■ Exercise objective ■
Rewrite the lines from the very start of the records through the line containing "- value-label: 134: [406, 330, 428, 345]", inclusive, as a numbered list without any blank lines.

┌─ Entries supplied

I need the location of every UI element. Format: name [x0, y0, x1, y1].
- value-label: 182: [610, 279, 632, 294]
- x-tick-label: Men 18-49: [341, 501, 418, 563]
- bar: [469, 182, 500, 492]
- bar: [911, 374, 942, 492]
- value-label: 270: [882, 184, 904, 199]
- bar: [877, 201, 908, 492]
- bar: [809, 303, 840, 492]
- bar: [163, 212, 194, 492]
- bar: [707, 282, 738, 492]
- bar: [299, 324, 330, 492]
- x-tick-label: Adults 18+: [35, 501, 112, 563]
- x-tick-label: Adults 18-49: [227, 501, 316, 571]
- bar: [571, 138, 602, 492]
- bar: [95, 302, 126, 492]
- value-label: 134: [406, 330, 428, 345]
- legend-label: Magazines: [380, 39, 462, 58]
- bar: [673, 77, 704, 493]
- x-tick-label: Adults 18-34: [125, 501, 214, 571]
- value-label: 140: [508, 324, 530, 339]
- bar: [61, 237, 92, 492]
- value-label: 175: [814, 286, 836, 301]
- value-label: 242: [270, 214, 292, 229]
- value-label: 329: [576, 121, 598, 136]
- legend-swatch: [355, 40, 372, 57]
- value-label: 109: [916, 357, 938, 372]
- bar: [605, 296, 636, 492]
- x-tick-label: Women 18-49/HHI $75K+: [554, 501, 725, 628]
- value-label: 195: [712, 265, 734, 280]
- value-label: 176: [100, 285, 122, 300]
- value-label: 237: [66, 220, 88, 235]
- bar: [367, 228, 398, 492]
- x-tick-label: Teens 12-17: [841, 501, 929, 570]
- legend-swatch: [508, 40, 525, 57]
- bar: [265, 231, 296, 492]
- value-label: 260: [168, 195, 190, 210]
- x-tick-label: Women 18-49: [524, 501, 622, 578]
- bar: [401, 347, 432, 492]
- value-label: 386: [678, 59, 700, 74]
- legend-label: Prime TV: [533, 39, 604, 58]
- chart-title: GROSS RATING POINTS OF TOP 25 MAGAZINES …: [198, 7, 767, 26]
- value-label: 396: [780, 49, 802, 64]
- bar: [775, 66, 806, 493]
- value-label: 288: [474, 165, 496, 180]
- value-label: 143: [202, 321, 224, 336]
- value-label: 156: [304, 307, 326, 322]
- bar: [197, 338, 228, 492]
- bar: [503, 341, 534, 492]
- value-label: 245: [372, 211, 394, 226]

└─

■ Written solution ■
1. I need the location of every UI element. Format: name [x0, y0, x1, y1].
2. - value-label: 182: [610, 279, 632, 294]
3. - x-tick-label: Men 18-49: [341, 501, 418, 563]
4. - bar: [469, 182, 500, 492]
5. - bar: [911, 374, 942, 492]
6. - value-label: 270: [882, 184, 904, 199]
7. - bar: [877, 201, 908, 492]
8. - bar: [809, 303, 840, 492]
9. - bar: [163, 212, 194, 492]
10. - bar: [707, 282, 738, 492]
11. - bar: [299, 324, 330, 492]
12. - x-tick-label: Adults 18+: [35, 501, 112, 563]
13. - x-tick-label: Adults 18-49: [227, 501, 316, 571]
14. - bar: [571, 138, 602, 492]
15. - bar: [95, 302, 126, 492]
16. - value-label: 134: [406, 330, 428, 345]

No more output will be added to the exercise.